* **Aim of the task**
Set all the material down again unchanged, without the pictures.
Begin
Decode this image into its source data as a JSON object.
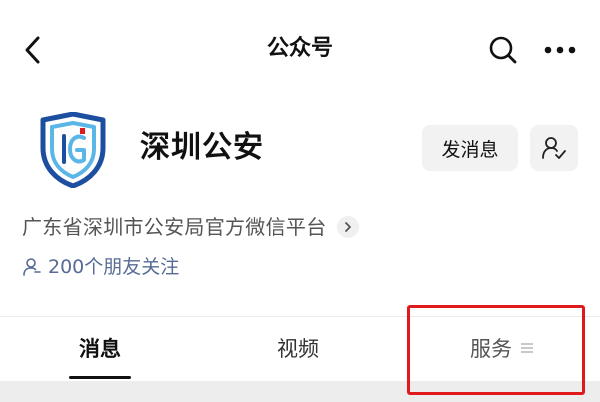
{
  "header": {
    "title": "公众号",
    "back_icon": "chevron-left-icon",
    "search_icon": "search-icon",
    "more_icon": "more-dots-icon"
  },
  "profile": {
    "name": "深圳公安",
    "logo_icon": "shield-logo-icon",
    "message_label": "发消息",
    "follow_icon": "user-check-icon",
    "description": "广东省深圳市公安局官方微信平台",
    "followers_text": "200个朋友关注"
  },
  "tabs": [
    {
      "label": "消息",
      "active": true
    },
    {
      "label": "视频",
      "active": false
    },
    {
      "label": "服务",
      "active": false,
      "icon": "menu-lines-icon"
    }
  ],
  "colors": {
    "followers_link": "#576b95",
    "highlight_box": "#e0191b",
    "logo_blue": "#1c4fa0",
    "logo_light_blue": "#5bb6e8",
    "logo_red": "#e0191b"
  }
}
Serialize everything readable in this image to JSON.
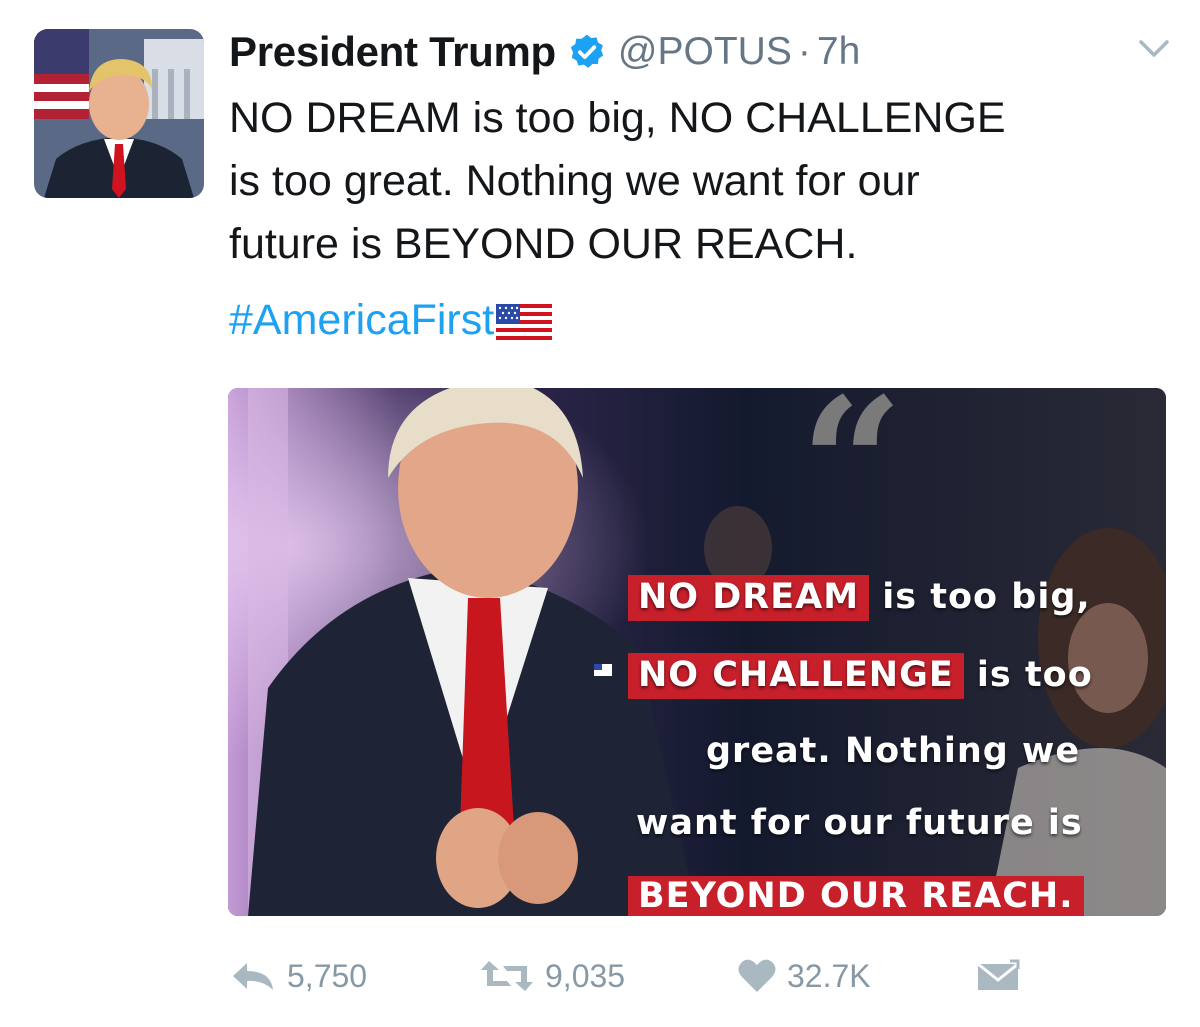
{
  "tweet": {
    "author_name": "President Trump",
    "handle": "@POTUS",
    "separator": "·",
    "time": "7h",
    "text_lines": [
      "NO DREAM is too big, NO CHALLENGE",
      "is too great. Nothing we want for our",
      "future is BEYOND OUR REACH."
    ],
    "hashtag": "#AmericaFirst",
    "media_quote": {
      "line1_highlight": "NO DREAM",
      "line1_rest": " is too big,",
      "line2_highlight": "NO CHALLENGE",
      "line2_rest": " is too",
      "line3": "great. Nothing we",
      "line4": "want for our future is",
      "line5_highlight": "BEYOND OUR REACH."
    },
    "actions": {
      "reply_count": "5,750",
      "retweet_count": "9,035",
      "like_count": "32.7K"
    }
  },
  "colors": {
    "link": "#1da1f2",
    "muted": "#657786",
    "action_gray": "#8899a6",
    "highlight_red": "#c8202b"
  },
  "icons": [
    "verified-badge-icon",
    "caret-down-icon",
    "us-flag-emoji-icon",
    "reply-icon",
    "retweet-icon",
    "heart-icon",
    "direct-message-icon"
  ]
}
End
* **Exercise result**
Decode this image into its source data as a JSON object.
{
  "header": {
    "title": "公众号",
    "back_icon": "chevron-left-icon",
    "search_icon": "search-icon",
    "more_icon": "more-dots-icon"
  },
  "profile": {
    "name": "深圳公安",
    "logo_icon": "shield-logo-icon",
    "message_label": "发消息",
    "follow_icon": "user-check-icon",
    "description": "广东省深圳市公安局官方微信平台",
    "followers_text": "200个朋友关注"
  },
  "tabs": [
    {
      "label": "消息",
      "active": true
    },
    {
      "label": "视频",
      "active": false
    },
    {
      "label": "服务",
      "active": false,
      "icon": "menu-lines-icon"
    }
  ],
  "colors": {
    "followers_link": "#576b95",
    "highlight_box": "#e0191b",
    "logo_blue": "#1c4fa0",
    "logo_light_blue": "#5bb6e8",
    "logo_red": "#e0191b"
  }
}
Serialize everything readable in this image to JSON.
{
  "tweet": {
    "author_name": "President Trump",
    "handle": "@POTUS",
    "separator": "·",
    "time": "7h",
    "text_lines": [
      "NO DREAM is too big, NO CHALLENGE",
      "is too great. Nothing we want for our",
      "future is BEYOND OUR REACH."
    ],
    "hashtag": "#AmericaFirst",
    "media_quote": {
      "line1_highlight": "NO DREAM",
      "line1_rest": " is too big,",
      "line2_highlight": "NO CHALLENGE",
      "line2_rest": " is too",
      "line3": "great. Nothing we",
      "line4": "want for our future is",
      "line5_highlight": "BEYOND OUR REACH."
    },
    "actions": {
      "reply_count": "5,750",
      "retweet_count": "9,035",
      "like_count": "32.7K"
    }
  },
  "colors": {
    "link": "#1da1f2",
    "muted": "#657786",
    "action_gray": "#8899a6",
    "highlight_red": "#c8202b"
  },
  "icons": [
    "verified-badge-icon",
    "caret-down-icon",
    "us-flag-emoji-icon",
    "reply-icon",
    "retweet-icon",
    "heart-icon",
    "direct-message-icon"
  ]
}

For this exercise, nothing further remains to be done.